(Records about charts and figures)
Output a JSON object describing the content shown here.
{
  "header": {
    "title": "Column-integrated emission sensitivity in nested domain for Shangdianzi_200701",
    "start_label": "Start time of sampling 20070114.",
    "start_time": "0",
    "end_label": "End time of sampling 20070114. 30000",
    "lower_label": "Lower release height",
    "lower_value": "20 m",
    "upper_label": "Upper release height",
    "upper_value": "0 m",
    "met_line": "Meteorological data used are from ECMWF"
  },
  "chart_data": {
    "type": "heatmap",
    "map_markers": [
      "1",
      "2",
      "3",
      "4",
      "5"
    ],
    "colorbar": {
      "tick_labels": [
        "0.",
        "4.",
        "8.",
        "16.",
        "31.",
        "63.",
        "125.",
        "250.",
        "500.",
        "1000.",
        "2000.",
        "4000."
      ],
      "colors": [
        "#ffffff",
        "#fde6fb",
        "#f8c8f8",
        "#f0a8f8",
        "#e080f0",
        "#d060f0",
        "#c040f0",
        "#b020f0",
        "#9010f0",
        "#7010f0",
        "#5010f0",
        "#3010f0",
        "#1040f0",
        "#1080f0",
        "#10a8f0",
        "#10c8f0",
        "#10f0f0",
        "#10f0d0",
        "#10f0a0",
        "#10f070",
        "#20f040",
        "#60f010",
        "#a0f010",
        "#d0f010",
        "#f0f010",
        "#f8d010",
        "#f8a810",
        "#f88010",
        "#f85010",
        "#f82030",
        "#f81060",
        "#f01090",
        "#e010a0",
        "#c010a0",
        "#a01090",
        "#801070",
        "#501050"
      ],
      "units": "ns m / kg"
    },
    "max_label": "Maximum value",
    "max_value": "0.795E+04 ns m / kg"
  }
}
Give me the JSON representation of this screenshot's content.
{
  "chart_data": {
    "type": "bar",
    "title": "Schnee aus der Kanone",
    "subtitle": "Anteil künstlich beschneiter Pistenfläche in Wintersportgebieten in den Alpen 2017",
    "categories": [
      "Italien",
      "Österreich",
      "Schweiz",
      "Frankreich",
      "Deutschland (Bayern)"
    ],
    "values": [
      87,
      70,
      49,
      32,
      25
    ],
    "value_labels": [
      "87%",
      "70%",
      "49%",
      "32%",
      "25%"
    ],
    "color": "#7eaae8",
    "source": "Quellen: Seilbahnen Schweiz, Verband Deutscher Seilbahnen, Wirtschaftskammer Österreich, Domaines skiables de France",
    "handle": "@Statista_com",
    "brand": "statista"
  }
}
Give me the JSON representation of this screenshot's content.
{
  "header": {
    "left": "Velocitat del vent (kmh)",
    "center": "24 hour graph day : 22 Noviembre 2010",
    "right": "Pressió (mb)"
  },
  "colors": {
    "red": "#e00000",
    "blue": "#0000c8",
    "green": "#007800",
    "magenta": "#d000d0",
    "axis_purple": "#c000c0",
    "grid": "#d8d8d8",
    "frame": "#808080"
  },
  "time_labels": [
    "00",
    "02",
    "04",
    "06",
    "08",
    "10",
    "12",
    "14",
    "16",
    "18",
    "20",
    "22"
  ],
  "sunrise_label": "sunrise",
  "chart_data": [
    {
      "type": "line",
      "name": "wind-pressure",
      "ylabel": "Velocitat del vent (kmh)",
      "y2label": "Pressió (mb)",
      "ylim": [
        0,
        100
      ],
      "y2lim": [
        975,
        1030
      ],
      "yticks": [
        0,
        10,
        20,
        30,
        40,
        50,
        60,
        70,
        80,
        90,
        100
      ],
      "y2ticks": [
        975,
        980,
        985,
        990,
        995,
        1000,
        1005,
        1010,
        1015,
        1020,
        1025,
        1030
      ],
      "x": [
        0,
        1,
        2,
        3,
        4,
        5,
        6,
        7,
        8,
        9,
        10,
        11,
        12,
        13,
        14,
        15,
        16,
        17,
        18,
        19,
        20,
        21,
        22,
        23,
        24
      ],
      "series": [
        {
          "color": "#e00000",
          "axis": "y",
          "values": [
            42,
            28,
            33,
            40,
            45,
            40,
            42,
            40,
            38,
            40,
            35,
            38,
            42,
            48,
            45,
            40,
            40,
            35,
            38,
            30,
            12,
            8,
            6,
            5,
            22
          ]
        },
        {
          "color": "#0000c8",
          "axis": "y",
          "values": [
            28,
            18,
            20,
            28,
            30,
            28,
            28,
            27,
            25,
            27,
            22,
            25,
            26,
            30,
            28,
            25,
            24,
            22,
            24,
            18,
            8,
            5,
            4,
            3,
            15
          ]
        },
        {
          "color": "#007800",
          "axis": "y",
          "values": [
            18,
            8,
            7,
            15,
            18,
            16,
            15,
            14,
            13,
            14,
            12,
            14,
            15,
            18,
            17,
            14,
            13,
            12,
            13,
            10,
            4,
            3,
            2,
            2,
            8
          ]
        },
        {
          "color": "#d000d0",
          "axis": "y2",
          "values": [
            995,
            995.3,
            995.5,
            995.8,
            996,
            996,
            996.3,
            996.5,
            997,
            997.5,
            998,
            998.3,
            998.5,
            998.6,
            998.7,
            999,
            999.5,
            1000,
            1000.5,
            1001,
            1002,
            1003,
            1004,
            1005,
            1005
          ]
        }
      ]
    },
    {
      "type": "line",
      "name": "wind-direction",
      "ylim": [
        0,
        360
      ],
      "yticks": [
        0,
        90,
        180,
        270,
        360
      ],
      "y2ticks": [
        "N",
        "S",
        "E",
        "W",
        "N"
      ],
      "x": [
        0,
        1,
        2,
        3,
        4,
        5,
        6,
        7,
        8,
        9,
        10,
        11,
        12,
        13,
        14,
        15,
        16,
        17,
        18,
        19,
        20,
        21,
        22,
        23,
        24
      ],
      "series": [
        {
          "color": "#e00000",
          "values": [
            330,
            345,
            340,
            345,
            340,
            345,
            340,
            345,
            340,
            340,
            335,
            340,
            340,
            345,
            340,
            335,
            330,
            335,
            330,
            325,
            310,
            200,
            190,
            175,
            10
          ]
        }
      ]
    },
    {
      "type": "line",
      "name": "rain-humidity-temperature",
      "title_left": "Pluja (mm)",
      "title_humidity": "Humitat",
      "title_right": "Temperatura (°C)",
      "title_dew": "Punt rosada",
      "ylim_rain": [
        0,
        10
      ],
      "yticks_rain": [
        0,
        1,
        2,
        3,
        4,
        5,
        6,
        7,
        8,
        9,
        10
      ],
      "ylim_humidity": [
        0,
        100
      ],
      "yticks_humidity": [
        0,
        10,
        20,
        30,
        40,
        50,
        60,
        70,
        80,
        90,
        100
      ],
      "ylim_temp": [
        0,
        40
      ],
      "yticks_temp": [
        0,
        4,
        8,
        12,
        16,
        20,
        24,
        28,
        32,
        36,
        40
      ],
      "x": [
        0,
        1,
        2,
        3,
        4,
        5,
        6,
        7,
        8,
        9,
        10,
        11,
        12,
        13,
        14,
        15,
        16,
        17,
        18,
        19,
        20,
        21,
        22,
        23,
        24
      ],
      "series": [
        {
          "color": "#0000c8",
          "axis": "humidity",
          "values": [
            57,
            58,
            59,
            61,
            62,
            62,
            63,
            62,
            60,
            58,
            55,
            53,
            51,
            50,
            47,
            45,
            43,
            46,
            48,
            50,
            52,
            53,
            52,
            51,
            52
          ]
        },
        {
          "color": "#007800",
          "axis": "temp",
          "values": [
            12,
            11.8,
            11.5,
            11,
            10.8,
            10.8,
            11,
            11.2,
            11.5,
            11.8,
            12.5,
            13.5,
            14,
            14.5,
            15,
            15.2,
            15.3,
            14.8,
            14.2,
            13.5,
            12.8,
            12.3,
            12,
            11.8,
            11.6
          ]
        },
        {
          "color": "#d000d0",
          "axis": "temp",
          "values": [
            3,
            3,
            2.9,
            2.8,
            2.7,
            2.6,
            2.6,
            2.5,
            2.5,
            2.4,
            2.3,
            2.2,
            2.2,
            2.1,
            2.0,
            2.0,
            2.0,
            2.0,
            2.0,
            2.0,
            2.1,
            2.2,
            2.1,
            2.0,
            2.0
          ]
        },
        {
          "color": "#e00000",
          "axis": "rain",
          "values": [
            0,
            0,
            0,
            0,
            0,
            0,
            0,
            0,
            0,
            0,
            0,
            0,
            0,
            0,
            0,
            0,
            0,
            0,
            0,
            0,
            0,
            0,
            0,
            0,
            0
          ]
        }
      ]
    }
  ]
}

EXERCISE DESCRIPTION - Of the lines in the listing above, how many hold the string "Schweiz"? Reply with the number only.

TASK SOLUTION - 2